What to work on: Can you find the lines of the listing that include "dangereux" and copy every one?
───── The data ─────
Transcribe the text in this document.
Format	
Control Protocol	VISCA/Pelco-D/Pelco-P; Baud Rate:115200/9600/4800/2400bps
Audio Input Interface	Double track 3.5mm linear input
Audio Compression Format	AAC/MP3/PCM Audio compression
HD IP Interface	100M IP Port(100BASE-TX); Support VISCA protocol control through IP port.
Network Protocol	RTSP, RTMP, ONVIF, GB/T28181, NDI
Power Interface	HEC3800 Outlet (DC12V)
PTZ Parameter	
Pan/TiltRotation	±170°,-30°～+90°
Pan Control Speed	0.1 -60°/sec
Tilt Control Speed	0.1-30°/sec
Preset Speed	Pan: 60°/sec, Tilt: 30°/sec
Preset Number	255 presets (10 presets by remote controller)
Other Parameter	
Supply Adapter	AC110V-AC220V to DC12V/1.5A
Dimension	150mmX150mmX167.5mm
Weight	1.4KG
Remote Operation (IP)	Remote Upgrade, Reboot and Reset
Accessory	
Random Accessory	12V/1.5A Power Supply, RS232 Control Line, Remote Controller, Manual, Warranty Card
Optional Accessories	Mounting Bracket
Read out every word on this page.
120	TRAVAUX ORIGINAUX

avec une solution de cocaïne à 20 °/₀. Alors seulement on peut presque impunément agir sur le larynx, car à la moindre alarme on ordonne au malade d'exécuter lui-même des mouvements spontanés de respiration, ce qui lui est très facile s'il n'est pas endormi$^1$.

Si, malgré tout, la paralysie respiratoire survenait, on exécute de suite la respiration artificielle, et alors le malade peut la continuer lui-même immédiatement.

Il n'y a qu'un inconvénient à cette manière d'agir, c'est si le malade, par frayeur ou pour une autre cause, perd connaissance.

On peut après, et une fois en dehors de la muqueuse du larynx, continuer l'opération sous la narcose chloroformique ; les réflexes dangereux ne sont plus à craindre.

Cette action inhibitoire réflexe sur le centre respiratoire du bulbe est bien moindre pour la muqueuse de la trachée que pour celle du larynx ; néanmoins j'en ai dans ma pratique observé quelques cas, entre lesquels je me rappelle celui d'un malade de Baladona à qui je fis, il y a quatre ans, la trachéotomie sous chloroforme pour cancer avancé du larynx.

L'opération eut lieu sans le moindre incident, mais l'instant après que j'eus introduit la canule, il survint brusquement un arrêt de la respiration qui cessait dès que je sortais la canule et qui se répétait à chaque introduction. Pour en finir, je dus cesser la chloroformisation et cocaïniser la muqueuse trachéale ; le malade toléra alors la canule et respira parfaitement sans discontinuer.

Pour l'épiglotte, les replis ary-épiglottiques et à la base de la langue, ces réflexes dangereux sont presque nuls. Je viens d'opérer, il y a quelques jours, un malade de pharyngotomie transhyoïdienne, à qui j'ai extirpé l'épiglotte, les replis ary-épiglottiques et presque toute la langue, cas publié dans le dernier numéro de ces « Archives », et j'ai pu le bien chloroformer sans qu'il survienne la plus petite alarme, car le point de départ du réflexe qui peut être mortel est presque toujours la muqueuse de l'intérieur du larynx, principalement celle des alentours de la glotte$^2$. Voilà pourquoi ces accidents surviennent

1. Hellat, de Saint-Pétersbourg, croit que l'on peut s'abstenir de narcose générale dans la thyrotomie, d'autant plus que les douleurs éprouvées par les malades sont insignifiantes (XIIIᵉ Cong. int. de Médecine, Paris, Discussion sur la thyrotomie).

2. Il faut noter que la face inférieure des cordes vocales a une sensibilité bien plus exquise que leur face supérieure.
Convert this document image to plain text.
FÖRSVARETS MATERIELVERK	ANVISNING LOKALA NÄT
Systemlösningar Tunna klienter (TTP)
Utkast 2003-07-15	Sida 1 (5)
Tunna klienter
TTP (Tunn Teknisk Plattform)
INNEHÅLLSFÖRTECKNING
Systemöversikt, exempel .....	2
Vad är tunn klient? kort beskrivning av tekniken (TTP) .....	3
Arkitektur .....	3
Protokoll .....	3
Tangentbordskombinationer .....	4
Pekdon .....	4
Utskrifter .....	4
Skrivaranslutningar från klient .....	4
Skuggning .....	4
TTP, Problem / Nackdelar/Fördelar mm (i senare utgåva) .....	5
─────
Solution to this problem:
On peut après, et une fois en dehors de la muqueuse du larynx, continuer l'opération sous la narcose chloroformique ; les réflexes dangereux ne sont plus à craindre.
Pour l'épiglotte, les replis ary-épiglottiques et à la base de la langue, ces réflexes dangereux sont presque nuls. Je viens d'opérer, il y a quelques jours, un malade de pharyngotomie transhyoïdienne, à qui j'ai extirpé l'épiglotte, les replis ary-épiglottiques et presque toute la langue, cas publié dans le dernier numéro de ces « Archives », et j'ai pu le bien chloroformer sans qu'il survienne la plus petite alarme, car le point de départ du réflexe qui peut être mortel est presque toujours la muqueuse de l'intérieur du larynx, principalement celle des alentours de la glotte$^2$. Voilà pourquoi ces accidents surviennent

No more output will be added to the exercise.